■ **THE REQUEST**: Images should be left out, and everything else in the listing reproduced exactly.
------ DATASET RECORDS
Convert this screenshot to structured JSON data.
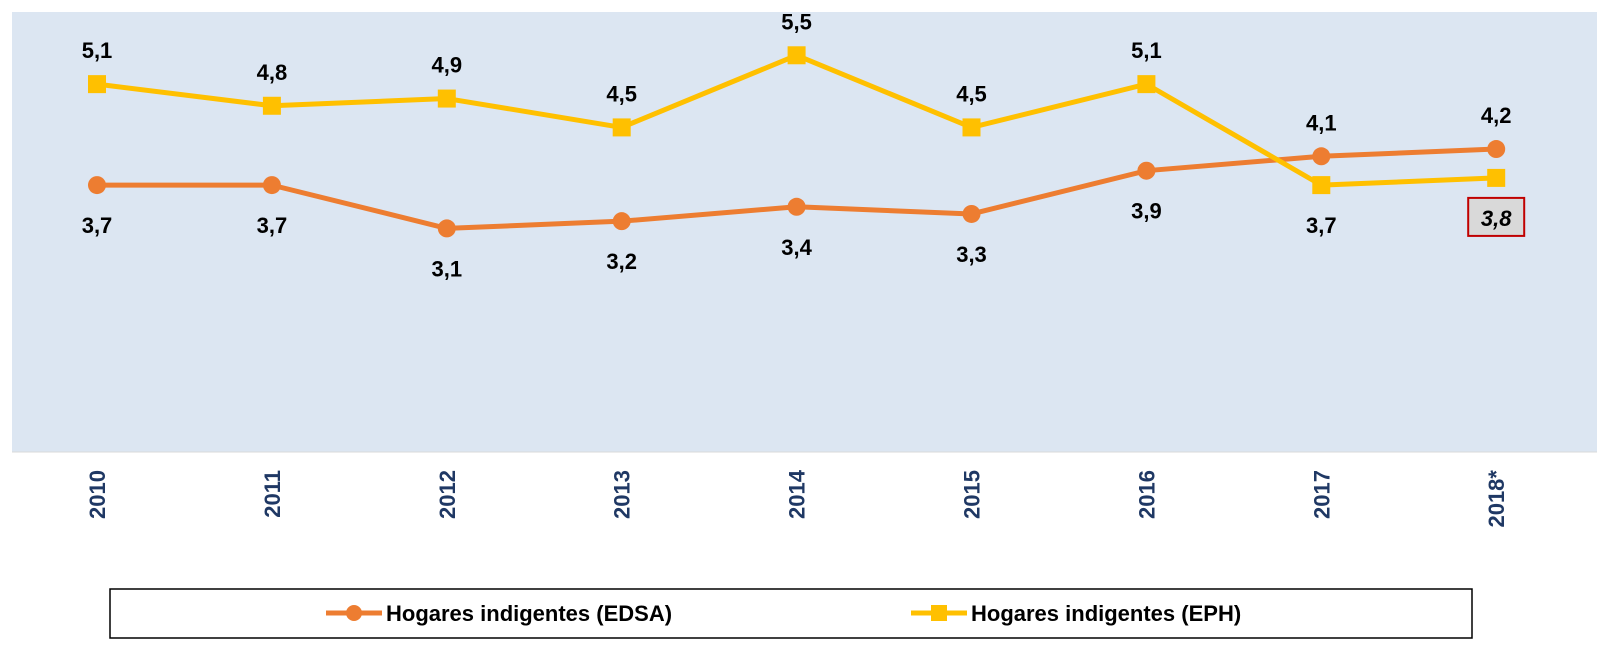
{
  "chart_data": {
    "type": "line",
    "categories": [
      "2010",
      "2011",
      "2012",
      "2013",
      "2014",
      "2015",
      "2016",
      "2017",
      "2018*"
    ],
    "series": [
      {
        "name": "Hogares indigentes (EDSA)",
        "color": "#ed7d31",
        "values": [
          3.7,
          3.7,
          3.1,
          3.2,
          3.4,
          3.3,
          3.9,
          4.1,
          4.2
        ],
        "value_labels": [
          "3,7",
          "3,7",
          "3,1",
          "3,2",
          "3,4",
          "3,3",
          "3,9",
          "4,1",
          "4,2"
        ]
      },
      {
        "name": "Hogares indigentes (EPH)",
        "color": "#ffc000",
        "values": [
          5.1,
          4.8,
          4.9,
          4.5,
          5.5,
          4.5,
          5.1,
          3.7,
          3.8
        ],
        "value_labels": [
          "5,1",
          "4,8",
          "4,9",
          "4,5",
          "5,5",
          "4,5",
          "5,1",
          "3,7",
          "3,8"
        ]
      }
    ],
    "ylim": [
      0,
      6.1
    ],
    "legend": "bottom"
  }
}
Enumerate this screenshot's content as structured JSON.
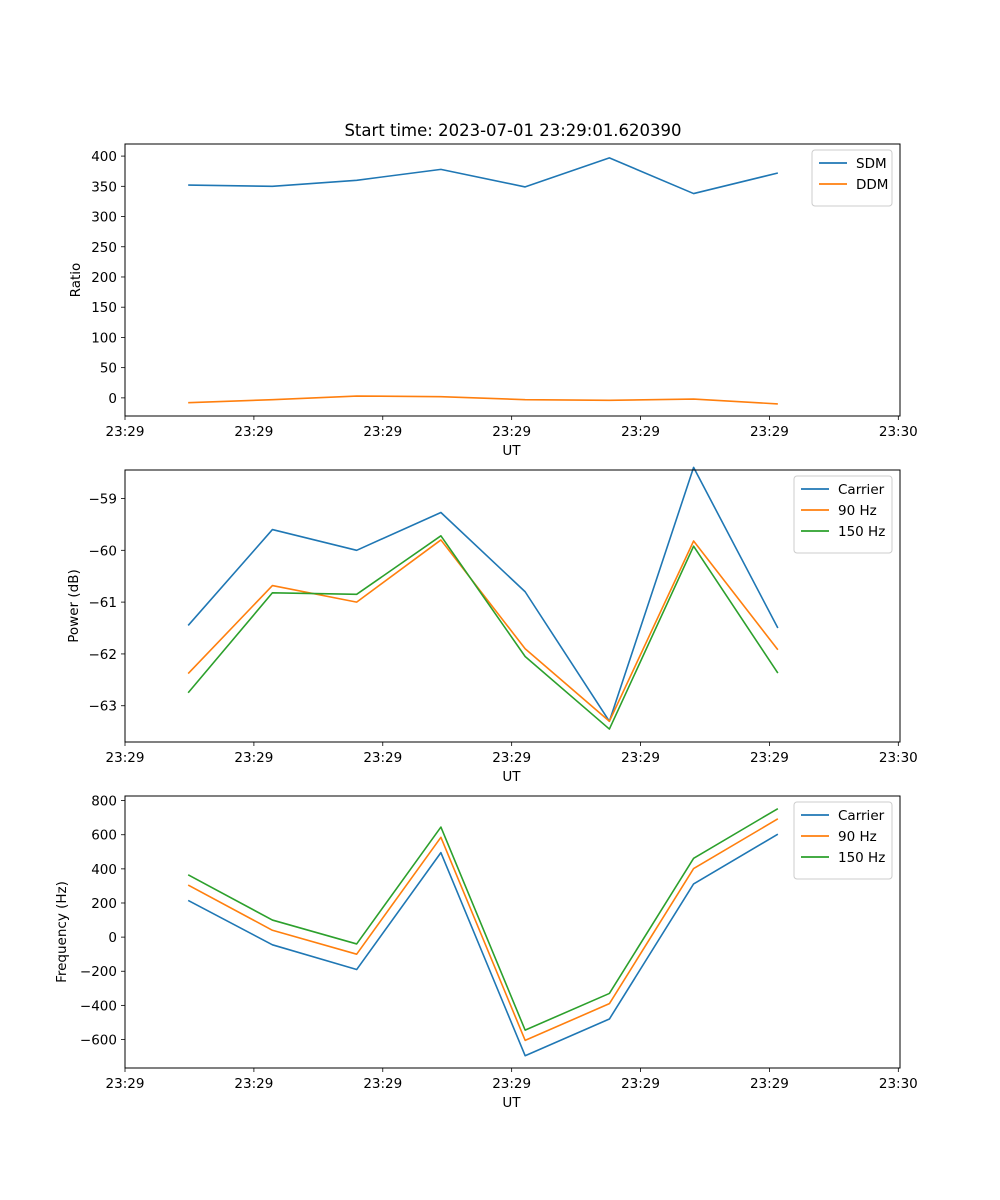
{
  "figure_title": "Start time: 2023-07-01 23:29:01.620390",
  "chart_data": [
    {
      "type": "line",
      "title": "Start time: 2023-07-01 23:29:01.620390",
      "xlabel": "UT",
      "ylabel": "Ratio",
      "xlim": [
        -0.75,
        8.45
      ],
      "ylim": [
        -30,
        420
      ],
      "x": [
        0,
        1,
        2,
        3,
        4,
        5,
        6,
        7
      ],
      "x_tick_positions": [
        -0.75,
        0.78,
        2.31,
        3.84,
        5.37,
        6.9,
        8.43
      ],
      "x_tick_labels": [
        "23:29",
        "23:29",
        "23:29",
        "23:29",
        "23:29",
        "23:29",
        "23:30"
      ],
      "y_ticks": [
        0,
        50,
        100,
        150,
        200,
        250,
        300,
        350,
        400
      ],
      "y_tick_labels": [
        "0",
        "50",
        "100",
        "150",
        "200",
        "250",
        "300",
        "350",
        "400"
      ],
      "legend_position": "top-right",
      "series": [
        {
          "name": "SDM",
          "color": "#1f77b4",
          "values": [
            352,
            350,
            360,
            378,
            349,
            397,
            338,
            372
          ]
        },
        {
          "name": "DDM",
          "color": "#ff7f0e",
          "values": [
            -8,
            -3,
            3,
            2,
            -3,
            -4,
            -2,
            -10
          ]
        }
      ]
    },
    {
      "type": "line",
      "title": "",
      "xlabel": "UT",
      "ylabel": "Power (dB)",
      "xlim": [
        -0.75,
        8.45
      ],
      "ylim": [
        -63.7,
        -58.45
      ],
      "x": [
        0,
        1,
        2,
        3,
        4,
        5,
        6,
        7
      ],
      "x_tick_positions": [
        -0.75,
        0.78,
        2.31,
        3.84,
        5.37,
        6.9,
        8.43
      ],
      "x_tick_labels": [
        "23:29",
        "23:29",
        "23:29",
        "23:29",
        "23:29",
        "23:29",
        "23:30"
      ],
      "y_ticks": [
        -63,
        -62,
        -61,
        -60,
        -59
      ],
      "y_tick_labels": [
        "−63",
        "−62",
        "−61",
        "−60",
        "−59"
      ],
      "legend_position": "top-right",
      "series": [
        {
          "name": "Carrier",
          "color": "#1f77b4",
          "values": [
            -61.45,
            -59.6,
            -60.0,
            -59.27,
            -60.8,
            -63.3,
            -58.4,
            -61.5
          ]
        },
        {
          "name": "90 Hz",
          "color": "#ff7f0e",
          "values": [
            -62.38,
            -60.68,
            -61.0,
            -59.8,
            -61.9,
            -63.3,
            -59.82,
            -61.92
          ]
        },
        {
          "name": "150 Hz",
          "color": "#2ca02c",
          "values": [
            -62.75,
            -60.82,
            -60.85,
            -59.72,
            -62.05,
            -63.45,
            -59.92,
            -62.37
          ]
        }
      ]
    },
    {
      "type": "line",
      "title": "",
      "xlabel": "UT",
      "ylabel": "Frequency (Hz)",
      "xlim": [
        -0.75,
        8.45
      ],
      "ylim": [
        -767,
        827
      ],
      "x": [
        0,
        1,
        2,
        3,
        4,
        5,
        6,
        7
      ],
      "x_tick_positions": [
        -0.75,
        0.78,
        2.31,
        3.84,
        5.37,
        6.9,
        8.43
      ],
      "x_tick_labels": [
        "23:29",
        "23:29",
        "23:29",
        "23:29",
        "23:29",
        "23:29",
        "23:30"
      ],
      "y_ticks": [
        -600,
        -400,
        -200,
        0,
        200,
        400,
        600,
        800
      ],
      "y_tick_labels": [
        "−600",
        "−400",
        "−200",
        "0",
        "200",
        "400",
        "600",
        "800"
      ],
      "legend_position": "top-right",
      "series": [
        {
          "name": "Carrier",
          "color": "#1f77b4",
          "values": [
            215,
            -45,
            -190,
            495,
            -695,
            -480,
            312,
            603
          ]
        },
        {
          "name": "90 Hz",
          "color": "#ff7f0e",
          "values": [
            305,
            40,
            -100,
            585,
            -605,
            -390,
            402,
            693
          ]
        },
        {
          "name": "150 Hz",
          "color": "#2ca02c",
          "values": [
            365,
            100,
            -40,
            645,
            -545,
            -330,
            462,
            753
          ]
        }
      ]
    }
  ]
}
------------
■ **FULL OUTPUT**:
Convert this screenshot to structured JSON data.
{
  "chart_data": {
    "type": "line",
    "categories": [
      "2010",
      "2011",
      "2012",
      "2013",
      "2014",
      "2015",
      "2016",
      "2017",
      "2018*"
    ],
    "series": [
      {
        "name": "Hogares indigentes (EDSA)",
        "color": "#ed7d31",
        "values": [
          3.7,
          3.7,
          3.1,
          3.2,
          3.4,
          3.3,
          3.9,
          4.1,
          4.2
        ],
        "value_labels": [
          "3,7",
          "3,7",
          "3,1",
          "3,2",
          "3,4",
          "3,3",
          "3,9",
          "4,1",
          "4,2"
        ]
      },
      {
        "name": "Hogares indigentes (EPH)",
        "color": "#ffc000",
        "values": [
          5.1,
          4.8,
          4.9,
          4.5,
          5.5,
          4.5,
          5.1,
          3.7,
          3.8
        ],
        "value_labels": [
          "5,1",
          "4,8",
          "4,9",
          "4,5",
          "5,5",
          "4,5",
          "5,1",
          "3,7",
          "3,8"
        ]
      }
    ],
    "ylim": [
      0,
      6.1
    ],
    "legend": "bottom"
  }
}
Enumerate this screenshot's content as structured JSON.
{
  "figure_title": "Start time: 2023-07-01 23:29:01.620390",
  "chart_data": [
    {
      "type": "line",
      "title": "Start time: 2023-07-01 23:29:01.620390",
      "xlabel": "UT",
      "ylabel": "Ratio",
      "xlim": [
        -0.75,
        8.45
      ],
      "ylim": [
        -30,
        420
      ],
      "x": [
        0,
        1,
        2,
        3,
        4,
        5,
        6,
        7
      ],
      "x_tick_positions": [
        -0.75,
        0.78,
        2.31,
        3.84,
        5.37,
        6.9,
        8.43
      ],
      "x_tick_labels": [
        "23:29",
        "23:29",
        "23:29",
        "23:29",
        "23:29",
        "23:29",
        "23:30"
      ],
      "y_ticks": [
        0,
        50,
        100,
        150,
        200,
        250,
        300,
        350,
        400
      ],
      "y_tick_labels": [
        "0",
        "50",
        "100",
        "150",
        "200",
        "250",
        "300",
        "350",
        "400"
      ],
      "legend_position": "top-right",
      "series": [
        {
          "name": "SDM",
          "color": "#1f77b4",
          "values": [
            352,
            350,
            360,
            378,
            349,
            397,
            338,
            372
          ]
        },
        {
          "name": "DDM",
          "color": "#ff7f0e",
          "values": [
            -8,
            -3,
            3,
            2,
            -3,
            -4,
            -2,
            -10
          ]
        }
      ]
    },
    {
      "type": "line",
      "title": "",
      "xlabel": "UT",
      "ylabel": "Power (dB)",
      "xlim": [
        -0.75,
        8.45
      ],
      "ylim": [
        -63.7,
        -58.45
      ],
      "x": [
        0,
        1,
        2,
        3,
        4,
        5,
        6,
        7
      ],
      "x_tick_positions": [
        -0.75,
        0.78,
        2.31,
        3.84,
        5.37,
        6.9,
        8.43
      ],
      "x_tick_labels": [
        "23:29",
        "23:29",
        "23:29",
        "23:29",
        "23:29",
        "23:29",
        "23:30"
      ],
      "y_ticks": [
        -63,
        -62,
        -61,
        -60,
        -59
      ],
      "y_tick_labels": [
        "−63",
        "−62",
        "−61",
        "−60",
        "−59"
      ],
      "legend_position": "top-right",
      "series": [
        {
          "name": "Carrier",
          "color": "#1f77b4",
          "values": [
            -61.45,
            -59.6,
            -60.0,
            -59.27,
            -60.8,
            -63.3,
            -58.4,
            -61.5
          ]
        },
        {
          "name": "90 Hz",
          "color": "#ff7f0e",
          "values": [
            -62.38,
            -60.68,
            -61.0,
            -59.8,
            -61.9,
            -63.3,
            -59.82,
            -61.92
          ]
        },
        {
          "name": "150 Hz",
          "color": "#2ca02c",
          "values": [
            -62.75,
            -60.82,
            -60.85,
            -59.72,
            -62.05,
            -63.45,
            -59.92,
            -62.37
          ]
        }
      ]
    },
    {
      "type": "line",
      "title": "",
      "xlabel": "UT",
      "ylabel": "Frequency (Hz)",
      "xlim": [
        -0.75,
        8.45
      ],
      "ylim": [
        -767,
        827
      ],
      "x": [
        0,
        1,
        2,
        3,
        4,
        5,
        6,
        7
      ],
      "x_tick_positions": [
        -0.75,
        0.78,
        2.31,
        3.84,
        5.37,
        6.9,
        8.43
      ],
      "x_tick_labels": [
        "23:29",
        "23:29",
        "23:29",
        "23:29",
        "23:29",
        "23:29",
        "23:30"
      ],
      "y_ticks": [
        -600,
        -400,
        -200,
        0,
        200,
        400,
        600,
        800
      ],
      "y_tick_labels": [
        "−600",
        "−400",
        "−200",
        "0",
        "200",
        "400",
        "600",
        "800"
      ],
      "legend_position": "top-right",
      "series": [
        {
          "name": "Carrier",
          "color": "#1f77b4",
          "values": [
            215,
            -45,
            -190,
            495,
            -695,
            -480,
            312,
            603
          ]
        },
        {
          "name": "90 Hz",
          "color": "#ff7f0e",
          "values": [
            305,
            40,
            -100,
            585,
            -605,
            -390,
            402,
            693
          ]
        },
        {
          "name": "150 Hz",
          "color": "#2ca02c",
          "values": [
            365,
            100,
            -40,
            645,
            -545,
            -330,
            462,
            753
          ]
        }
      ]
    }
  ]
}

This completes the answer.